··· RECORDS FOR PROCESSING ···

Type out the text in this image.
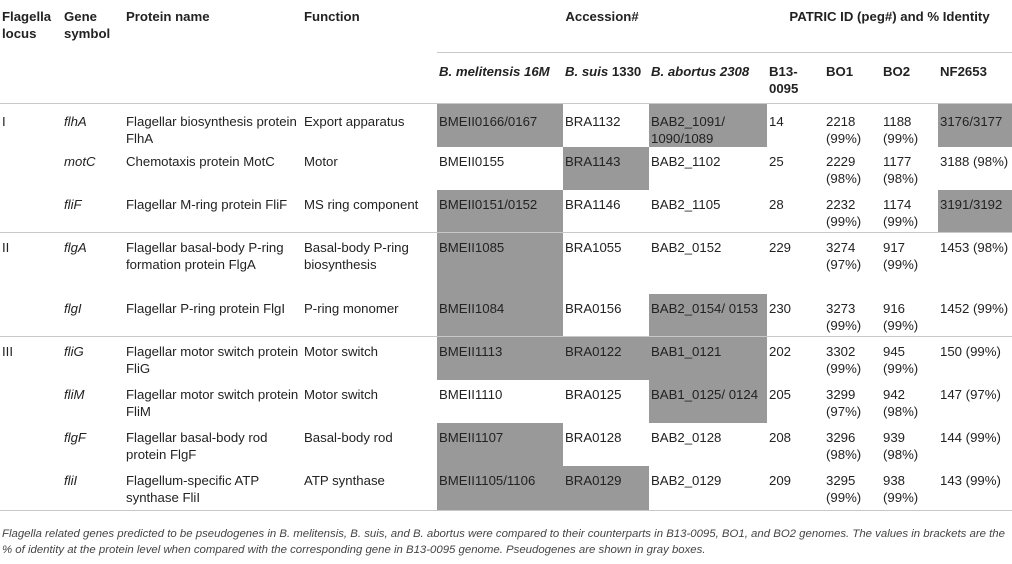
Flagella locus	Gene symbol	Protein name	Function	Accession#			PATRIC ID (peg#) and % Identity			
				B. melitensis 16M	B. suis 1330	B. abortus 2308	B13-0095	BO1	BO2	NF2653
I	flhA	Flagellar biosynthesis protein FlhA	Export apparatus	BMEII0166/0167	BRA1132	BAB2_1091/ 1090/1089	14	2218 (99%)	1188 (99%)	3176/3177
	motC	Chemotaxis protein MotC	Motor	BMEII0155	BRA1143	BAB2_1102	25	2229 (98%)	1177 (98%)	3188 (98%)
	fliF	Flagellar M-ring protein FliF	MS ring component	BMEII0151/0152	BRA1146	BAB2_1105	28	2232 (99%)	1174 (99%)	3191/3192
II	flgA	Flagellar basal-body P-ring formation protein FlgA	Basal-body P-ring biosynthesis	BMEII1085	BRA1055	BAB2_0152	229	3274 (97%)	917 (99%)	1453 (98%)
	flgI	Flagellar P-ring protein FlgI	P-ring monomer	BMEII1084	BRA0156	BAB2_0154/ 0153	230	3273 (99%)	916 (99%)	1452 (99%)
III	fliG	Flagellar motor switch protein FliG	Motor switch	BMEII1113	BRA0122	BAB1_0121	202	3302 (99%)	945 (99%)	150 (99%)
	fliM	Flagellar motor switch protein FliM	Motor switch	BMEII1110	BRA0125	BAB1_0125/ 0124	205	3299 (97%)	942 (98%)	147 (97%)
	flgF	Flagellar basal-body rod protein FlgF	Basal-body rod	BMEII1107	BRA0128	BAB2_0128	208	3296 (98%)	939 (98%)	144 (99%)
	fliI	Flagellum-specific ATP synthase FliI	ATP synthase	BMEII1105/1106	BRA0129	BAB2_0129	209	3295 (99%)	938 (99%)	143 (99%)
Flagella related genes predicted to be pseudogenes in B. melitensis, B. suis, and B. abortus were compared to their counterparts in B13-0095, BO1, and BO2 genomes. The values in brackets are the % of identity at the protein level when compared with the corresponding gene in B13-0095 genome. Pseudogenes are shown in gray boxes.
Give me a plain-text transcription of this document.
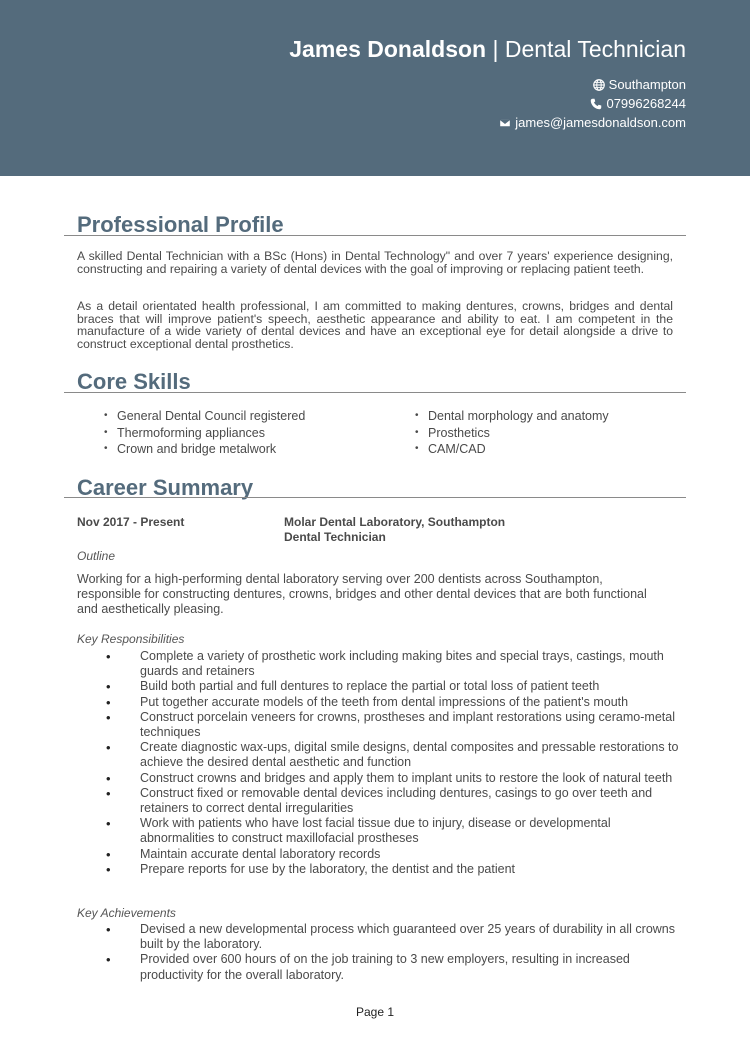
James Donaldson | Dental Technician
Southampton
07996268244
james@jamesdonaldson.com
Professional Profile
A skilled Dental Technician with a BSc (Hons) in Dental Technology" and over 7 years' experience designing, constructing and repairing a variety of dental devices with the goal of improving or replacing patient teeth.
As a detail orientated health professional, I am committed to making dentures, crowns, bridges and dental braces that will improve patient's speech, aesthetic appearance and ability to eat. I am competent in the manufacture of a wide variety of dental devices and have an exceptional eye for detail alongside a drive to construct exceptional dental prosthetics.
Core Skills
• General Dental Council registered
• Thermoforming appliances
• Crown and bridge metalwork
• Dental morphology and anatomy
• Prosthetics
• CAM/CAD
Career Summary
Nov 2017 - Present	Molar Dental Laboratory, Southampton
Dental Technician
Outline
Working for a high-performing dental laboratory serving over 200 dentists across Southampton, responsible for constructing dentures, crowns, bridges and other dental devices that are both functional and aesthetically pleasing.
Key Responsibilities
• Complete a variety of prosthetic work including making bites and special trays, castings, mouth guards and retainers
• Build both partial and full dentures to replace the partial or total loss of patient teeth
• Put together accurate models of the teeth from dental impressions of the patient's mouth
• Construct porcelain veneers for crowns, prostheses and implant restorations using ceramo-metal techniques
• Create diagnostic wax-ups, digital smile designs, dental composites and pressable restorations to achieve the desired dental aesthetic and function
• Construct crowns and bridges and apply them to implant units to restore the look of natural teeth
• Construct fixed or removable dental devices including dentures, casings to go over teeth and retainers to correct dental irregularities
• Work with patients who have lost facial tissue due to injury, disease or developmental abnormalities to construct maxillofacial prostheses
• Maintain accurate dental laboratory records
• Prepare reports for use by the laboratory, the dentist and the patient
Key Achievements
• Devised a new developmental process which guaranteed over 25 years of durability in all crowns built by the laboratory.
• Provided over 600 hours of on the job training to 3 new employers, resulting in increased productivity for the overall laboratory.
Page 1
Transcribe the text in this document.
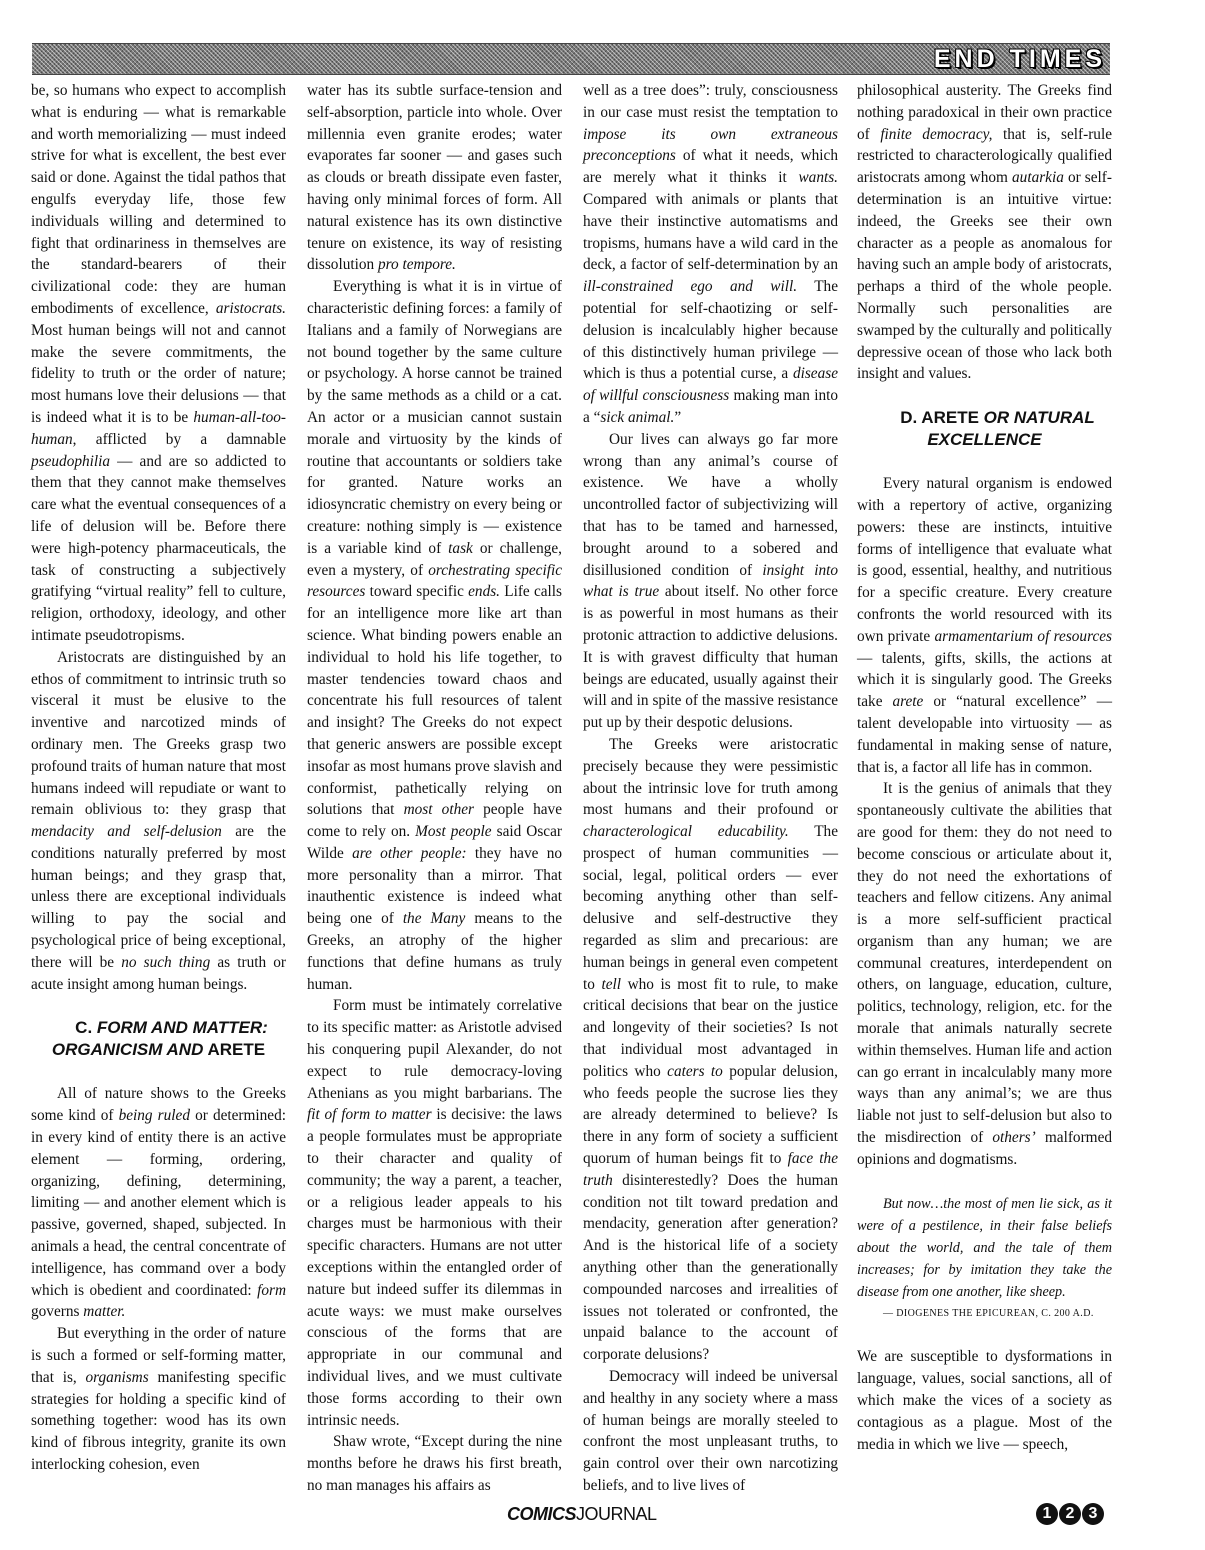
END TIMES

be, so humans who expect to accomplish what is enduring — what is remarkable and worth memorializing — must indeed strive for what is excellent, the best ever said or done. Against the tidal pathos that engulfs everyday life, those few individuals willing and determined to fight that ordinariness in themselves are the standard-bearers of their civilizational code: they are human embodiments of excellence, aristocrats. Most human beings will not and cannot make the severe commitments, the fidelity to truth or the order of nature; most humans love their delusions — that is indeed what it is to be human-all-too-human, afflicted by a damnable pseudophilia — and are so addicted to them that they cannot make themselves care what the eventual consequences of a life of delusion will be. Before there were high-potency pharmaceuticals, the task of constructing a subjectively gratifying “virtual reality” fell to culture, religion, orthodoxy, ideology, and other intimate pseudotropisms.

Aristocrats are distinguished by an ethos of commitment to intrinsic truth so visceral it must be elusive to the inventive and narcotized minds of ordinary men. The Greeks grasp two profound traits of human nature that most humans indeed will repudiate or want to remain oblivious to: they grasp that mendacity and self-delusion are the conditions naturally preferred by most human beings; and they grasp that, unless there are exceptional individuals willing to pay the social and psychological price of being exceptional, there will be no such thing as truth or acute insight among human beings.

C. FORM AND MATTER: ORGANICISM AND ARETE

All of nature shows to the Greeks some kind of being ruled or determined: in every kind of entity there is an active element — forming, ordering, organizing, defining, determining, limiting — and another element which is passive, governed, shaped, subjected. In animals a head, the central concentrate of intelligence, has command over a body which is obedient and coordinated: form governs matter.

But everything in the order of nature is such a formed or self-forming matter, that is, organisms manifesting specific strategies for holding a specific kind of something together: wood has its own kind of fibrous integrity, granite its own interlocking cohesion, even

water has its subtle surface-tension and self-absorption, particle into whole. Over millennia even granite erodes; water evaporates far sooner — and gases such as clouds or breath dissipate even faster, having only minimal forces of form. All natural existence has its own distinctive tenure on existence, its way of resisting dissolution pro tempore.

Everything is what it is in virtue of characteristic defining forces: a family of Italians and a family of Norwegians are not bound together by the same culture or psychology. A horse cannot be trained by the same methods as a child or a cat. An actor or a musician cannot sustain morale and virtuosity by the kinds of routine that accountants or soldiers take for granted. Nature works an idiosyncratic chemistry on every being or creature: nothing simply is — existence is a variable kind of task or challenge, even a mystery, of orchestrating specific resources toward specific ends. Life calls for an intelligence more like art than science. What binding powers enable an individual to hold his life together, to master tendencies toward chaos and concentrate his full resources of talent and insight? The Greeks do not expect that generic answers are possible except insofar as most humans prove slavish and conformist, pathetically relying on solutions that most other people have come to rely on. Most people said Oscar Wilde are other people: they have no more personality than a mirror. That inauthentic existence is indeed what being one of the Many means to the Greeks, an atrophy of the higher functions that define humans as truly human.

Form must be intimately correlative to its specific matter: as Aristotle advised his conquering pupil Alexander, do not expect to rule democracy-loving Athenians as you might barbarians. The fit of form to matter is decisive: the laws a people formulates must be appropriate to their character and quality of community; the way a parent, a teacher, or a religious leader appeals to his charges must be harmonious with their specific characters. Humans are not utter exceptions within the entangled order of nature but indeed suffer its dilemmas in acute ways: we must make ourselves conscious of the forms that are appropriate in our communal and individual lives, and we must cultivate those forms according to their own intrinsic needs.

Shaw wrote, “Except during the nine months before he draws his first breath, no man manages his affairs as

well as a tree does”: truly, consciousness in our case must resist the temptation to impose its own extraneous preconceptions of what it needs, which are merely what it thinks it wants. Compared with animals or plants that have their instinctive automatisms and tropisms, humans have a wild card in the deck, a factor of self-determination by an ill-constrained ego and will. The potential for self-chaotizing or self-delusion is incalculably higher because of this distinctively human privilege — which is thus a potential curse, a disease of willful consciousness making man into a “sick animal.”

Our lives can always go far more wrong than any animal’s course of existence. We have a wholly uncontrolled factor of subjectivizing will that has to be tamed and harnessed, brought around to a sobered and disillusioned condition of insight into what is true about itself. No other force is as powerful in most humans as their protonic attraction to addictive delusions. It is with gravest difficulty that human beings are educated, usually against their will and in spite of the massive resistance put up by their despotic delusions.

The Greeks were aristocratic precisely because they were pessimistic about the intrinsic love for truth among most humans and their profound or characterological educability. The prospect of human communities — social, legal, political orders — ever becoming anything other than self-delusive and self-destructive they regarded as slim and precarious: are human beings in general even competent to tell who is most fit to rule, to make critical decisions that bear on the justice and longevity of their societies? Is not that individual most advantaged in politics who caters to popular delusion, who feeds people the sucrose lies they are already determined to believe? Is there in any form of society a sufficient quorum of human beings fit to face the truth disinterestedly? Does the human condition not tilt toward predation and mendacity, generation after generation? And is the historical life of a society anything other than the generationally compounded narcoses and irrealities of issues not tolerated or confronted, the unpaid balance to the account of corporate delusions?

Democracy will indeed be universal and healthy in any society where a mass of human beings are morally steeled to confront the most unpleasant truths, to gain control over their own narcotizing beliefs, and to live lives of

philosophical austerity. The Greeks find nothing paradoxical in their own practice of finite democracy, that is, self-rule restricted to characterologically qualified aristocrats among whom autarkia or self-determination is an intuitive virtue: indeed, the Greeks see their own character as a people as anomalous for having such an ample body of aristocrats, perhaps a third of the whole people. Normally such personalities are swamped by the culturally and politically depressive ocean of those who lack both insight and values.

D. ARETE OR NATURAL EXCELLENCE

Every natural organism is endowed with a repertory of active, organizing powers: these are instincts, intuitive forms of intelligence that evaluate what is good, essential, healthy, and nutritious for a specific creature. Every creature confronts the world resourced with its own private armamentarium of resources — talents, gifts, skills, the actions at which it is singularly good. The Greeks take arete or “natural excellence” — talent developable into virtuosity — as fundamental in making sense of nature, that is, a factor all life has in common.

It is the genius of animals that they spontaneously cultivate the abilities that are good for them: they do not need to become conscious or articulate about it, they do not need the exhortations of teachers and fellow citizens. Any animal is a more self-sufficient practical organism than any human; we are communal creatures, interdependent on others, on language, education, culture, politics, technology, religion, etc. for the morale that animals naturally secrete within themselves. Human life and action can go errant in incalculably many more ways than any animal’s; we are thus liable not just to self-delusion but also to the misdirection of others’ malformed opinions and dogmatisms.

But now…the most of men lie sick, as it were of a pestilence, in their false beliefs about the world, and the tale of them increases; for by imitation they take the disease from one another, like sheep.

— DIOGENES THE EPICUREAN, C. 200 A.D.

We are susceptible to dysformations in language, values, social sanctions, all of which make the vices of a society as contagious as a plague. Most of the media in which we live — speech,

COMICSJOURNAL	1 2 3
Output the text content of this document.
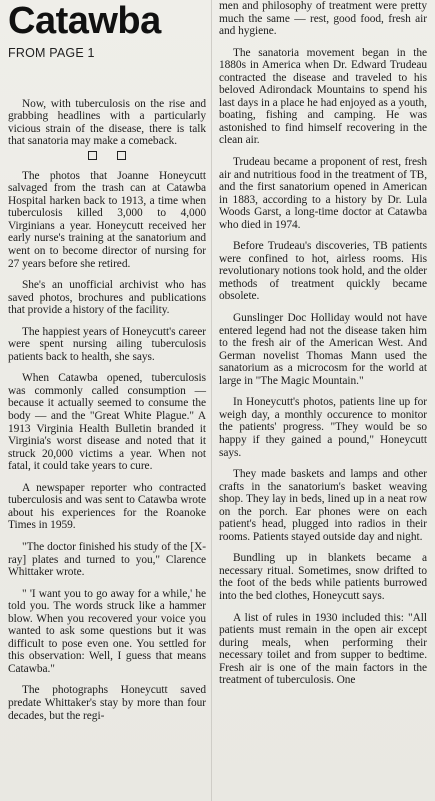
Catawba
FROM PAGE 1

Now, with tuberculosis on the rise and grabbing headlines with a particularly vicious strain of the disease, there is talk that sanatoria may make a comeback.

The photos that Joanne Honeycutt salvaged from the trash can at Catawba Hospital harken back to 1913, a time when tuberculosis killed 3,000 to 4,000 Virginians a year. Honeycutt received her early nurse's training at the sanatorium and went on to become director of nursing for 27 years before she retired.

She's an unofficial archivist who has saved photos, brochures and publications that provide a history of the facility.

The happiest years of Honeycutt's career were spent nursing ailing tuberculosis patients back to health, she says.

When Catawba opened, tuberculosis was commonly called consumption — because it actually seemed to consume the body — and the "Great White Plague." A 1913 Virginia Health Bulletin branded it Virginia's worst disease and noted that it struck 20,000 victims a year. When not fatal, it could take years to cure.

A newspaper reporter who contracted tuberculosis and was sent to Catawba wrote about his experiences for the Roanoke Times in 1959.

"The doctor finished his study of the [X-ray] plates and turned to you," Clarence Whittaker wrote.

" 'I want you to go away for a while,' he told you. The words struck like a hammer blow. When you recovered your voice you wanted to ask some questions but it was difficult to pose even one. You settled for this observation: Well, I guess that means Catawba."

The photographs Honeycutt saved predate Whittaker's stay by more than four decades, but the regi-

men and philosophy of treatment were pretty much the same — rest, good food, fresh air and hygiene.

The sanatoria movement began in the 1880s in America when Dr. Edward Trudeau contracted the disease and traveled to his beloved Adirondack Mountains to spend his last days in a place he had enjoyed as a youth, boating, fishing and camping. He was astonished to find himself recovering in the clean air.

Trudeau became a proponent of rest, fresh air and nutritious food in the treatment of TB, and the first sanatorium opened in American in 1883, according to a history by Dr. Lula Woods Garst, a long-time doctor at Catawba who died in 1974.

Before Trudeau's discoveries, TB patients were confined to hot, airless rooms. His revolutionary notions took hold, and the older methods of treatment quickly became obsolete.

Gunslinger Doc Holliday would not have entered legend had not the disease taken him to the fresh air of the American West. And German novelist Thomas Mann used the sanatorium as a microcosm for the world at large in "The Magic Mountain."

In Honeycutt's photos, patients line up for weigh day, a monthly occurence to monitor the patients' progress. "They would be so happy if they gained a pound," Honeycutt says.

They made baskets and lamps and other crafts in the sanatorium's basket weaving shop. They lay in beds, lined up in a neat row on the porch. Ear phones were on each patient's head, plugged into radios in their rooms. Patients stayed outside day and night.

Bundling up in blankets became a necessary ritual. Sometimes, snow drifted to the foot of the beds while patients burrowed into the bed clothes, Honeycutt says.

A list of rules in 1930 included this: "All patients must remain in the open air except during meals, when performing their necessary toilet and from supper to bedtime. Fresh air is one of the main factors in the treatment of tuberculosis. One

···

BRIEF — Look through the data above for the string "find" and copy every line where it appears.

TASK ANSWER —
philosophical austerity. The Greeks find nothing paradoxical in their own practice of finite democracy, that is, self-rule restricted to characterologically qualified aristocrats among whom autarkia or self-determination is an intuitive virtue: indeed, the Greeks see their own character as a people as anomalous for having such an ample body of aristocrats, perhaps a third of the whole people. Normally such personalities are swamped by the culturally and politically depressive ocean of those who lack both insight and values.
The sanatoria movement began in the 1880s in America when Dr. Edward Trudeau contracted the disease and traveled to his beloved Adirondack Mountains to spend his last days in a place he had enjoyed as a youth, boating, fishing and camping. He was astonished to find himself recovering in the clean air.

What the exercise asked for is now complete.